§ **Problem to solve**: Look at each line of the records and count those with "Городской" in them. Please answer with the count alone.
** begin **
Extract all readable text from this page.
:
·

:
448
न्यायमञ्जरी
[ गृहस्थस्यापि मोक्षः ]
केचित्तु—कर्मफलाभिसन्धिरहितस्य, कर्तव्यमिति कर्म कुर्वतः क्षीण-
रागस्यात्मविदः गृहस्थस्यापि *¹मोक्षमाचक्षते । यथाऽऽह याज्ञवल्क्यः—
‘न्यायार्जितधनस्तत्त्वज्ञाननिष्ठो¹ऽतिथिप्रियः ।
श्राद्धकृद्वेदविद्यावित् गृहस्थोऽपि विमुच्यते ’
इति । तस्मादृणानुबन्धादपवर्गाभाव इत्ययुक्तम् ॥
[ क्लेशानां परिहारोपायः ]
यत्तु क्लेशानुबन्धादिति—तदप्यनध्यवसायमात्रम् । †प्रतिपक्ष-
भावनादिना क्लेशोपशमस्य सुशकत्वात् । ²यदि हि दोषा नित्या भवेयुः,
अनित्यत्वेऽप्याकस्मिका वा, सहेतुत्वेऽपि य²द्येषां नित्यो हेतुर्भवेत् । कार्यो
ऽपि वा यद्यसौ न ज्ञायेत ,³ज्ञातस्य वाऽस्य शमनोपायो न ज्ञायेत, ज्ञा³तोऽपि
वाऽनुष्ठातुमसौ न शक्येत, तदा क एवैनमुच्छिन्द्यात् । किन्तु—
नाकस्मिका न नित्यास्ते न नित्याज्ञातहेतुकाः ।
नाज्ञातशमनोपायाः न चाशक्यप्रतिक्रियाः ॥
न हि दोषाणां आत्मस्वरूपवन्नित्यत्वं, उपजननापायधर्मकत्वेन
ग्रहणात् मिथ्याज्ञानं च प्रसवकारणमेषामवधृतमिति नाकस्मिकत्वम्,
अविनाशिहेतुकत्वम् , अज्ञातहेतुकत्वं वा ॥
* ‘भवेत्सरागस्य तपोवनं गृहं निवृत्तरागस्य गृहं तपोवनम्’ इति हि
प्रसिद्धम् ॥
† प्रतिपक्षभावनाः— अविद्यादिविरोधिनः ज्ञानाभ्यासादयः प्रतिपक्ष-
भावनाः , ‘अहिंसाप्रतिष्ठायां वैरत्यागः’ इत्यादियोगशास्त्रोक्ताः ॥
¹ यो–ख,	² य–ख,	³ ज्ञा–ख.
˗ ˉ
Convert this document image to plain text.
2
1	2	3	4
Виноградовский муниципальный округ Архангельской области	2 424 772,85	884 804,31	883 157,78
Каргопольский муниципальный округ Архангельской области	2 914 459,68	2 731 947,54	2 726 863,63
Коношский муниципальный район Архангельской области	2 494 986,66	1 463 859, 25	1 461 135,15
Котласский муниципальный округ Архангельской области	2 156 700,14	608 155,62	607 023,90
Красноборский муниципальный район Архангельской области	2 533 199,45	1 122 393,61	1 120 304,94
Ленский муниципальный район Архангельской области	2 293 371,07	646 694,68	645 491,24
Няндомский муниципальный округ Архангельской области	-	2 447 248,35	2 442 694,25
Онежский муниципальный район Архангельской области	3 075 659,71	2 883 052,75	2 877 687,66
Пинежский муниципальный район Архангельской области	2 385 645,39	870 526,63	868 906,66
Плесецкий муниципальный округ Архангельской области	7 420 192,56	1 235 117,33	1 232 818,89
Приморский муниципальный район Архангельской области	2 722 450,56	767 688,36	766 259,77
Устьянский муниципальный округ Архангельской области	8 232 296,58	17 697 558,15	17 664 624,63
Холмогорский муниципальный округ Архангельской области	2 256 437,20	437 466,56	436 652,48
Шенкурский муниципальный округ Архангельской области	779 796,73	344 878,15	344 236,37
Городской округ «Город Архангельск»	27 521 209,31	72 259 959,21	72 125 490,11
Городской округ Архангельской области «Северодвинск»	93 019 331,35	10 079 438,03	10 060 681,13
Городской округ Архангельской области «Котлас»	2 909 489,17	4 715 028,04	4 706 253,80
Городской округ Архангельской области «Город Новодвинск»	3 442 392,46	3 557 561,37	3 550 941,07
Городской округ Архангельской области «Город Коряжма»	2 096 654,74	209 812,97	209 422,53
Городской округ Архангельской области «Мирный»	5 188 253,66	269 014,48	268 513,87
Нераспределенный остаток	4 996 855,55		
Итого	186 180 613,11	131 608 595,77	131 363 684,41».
** end **
§ **Correct response**: 6